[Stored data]
================================

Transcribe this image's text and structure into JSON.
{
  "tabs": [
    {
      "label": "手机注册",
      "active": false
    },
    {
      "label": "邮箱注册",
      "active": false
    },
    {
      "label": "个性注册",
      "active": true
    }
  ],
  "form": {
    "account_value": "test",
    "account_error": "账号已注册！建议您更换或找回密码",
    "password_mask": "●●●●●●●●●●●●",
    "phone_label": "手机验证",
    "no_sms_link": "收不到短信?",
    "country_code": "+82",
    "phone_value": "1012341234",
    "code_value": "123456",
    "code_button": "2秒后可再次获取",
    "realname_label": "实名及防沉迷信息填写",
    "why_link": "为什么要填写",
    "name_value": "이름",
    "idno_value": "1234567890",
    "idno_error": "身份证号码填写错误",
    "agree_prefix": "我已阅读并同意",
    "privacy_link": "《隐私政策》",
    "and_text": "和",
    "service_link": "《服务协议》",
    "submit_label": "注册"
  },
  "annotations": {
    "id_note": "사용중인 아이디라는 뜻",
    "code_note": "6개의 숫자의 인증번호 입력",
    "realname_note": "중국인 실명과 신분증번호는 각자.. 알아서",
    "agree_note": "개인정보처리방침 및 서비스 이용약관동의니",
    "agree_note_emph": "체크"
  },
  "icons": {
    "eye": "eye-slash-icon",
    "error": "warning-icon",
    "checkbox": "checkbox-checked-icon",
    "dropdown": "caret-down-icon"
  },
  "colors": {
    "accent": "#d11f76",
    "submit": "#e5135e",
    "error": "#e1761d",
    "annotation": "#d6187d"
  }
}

================================

= WRITTEN EXERCISE =
Repeat the data exactly. Leave nothing out.

= RESPONSE =
Transcribe this image's text and structure into JSON.
{
  "tabs": [
    {
      "label": "手机注册",
      "active": false
    },
    {
      "label": "邮箱注册",
      "active": false
    },
    {
      "label": "个性注册",
      "active": true
    }
  ],
  "form": {
    "account_value": "test",
    "account_error": "账号已注册！建议您更换或找回密码",
    "password_mask": "●●●●●●●●●●●●",
    "phone_label": "手机验证",
    "no_sms_link": "收不到短信?",
    "country_code": "+82",
    "phone_value": "1012341234",
    "code_value": "123456",
    "code_button": "2秒后可再次获取",
    "realname_label": "实名及防沉迷信息填写",
    "why_link": "为什么要填写",
    "name_value": "이름",
    "idno_value": "1234567890",
    "idno_error": "身份证号码填写错误",
    "agree_prefix": "我已阅读并同意",
    "privacy_link": "《隐私政策》",
    "and_text": "和",
    "service_link": "《服务协议》",
    "submit_label": "注册"
  },
  "annotations": {
    "id_note": "사용중인 아이디라는 뜻",
    "code_note": "6개의 숫자의 인증번호 입력",
    "realname_note": "중국인 실명과 신분증번호는 각자.. 알아서",
    "agree_note": "개인정보처리방침 및 서비스 이용약관동의니",
    "agree_note_emph": "체크"
  },
  "icons": {
    "eye": "eye-slash-icon",
    "error": "warning-icon",
    "checkbox": "checkbox-checked-icon",
    "dropdown": "caret-down-icon"
  },
  "colors": {
    "accent": "#d11f76",
    "submit": "#e5135e",
    "error": "#e1761d",
    "annotation": "#d6187d"
  }
}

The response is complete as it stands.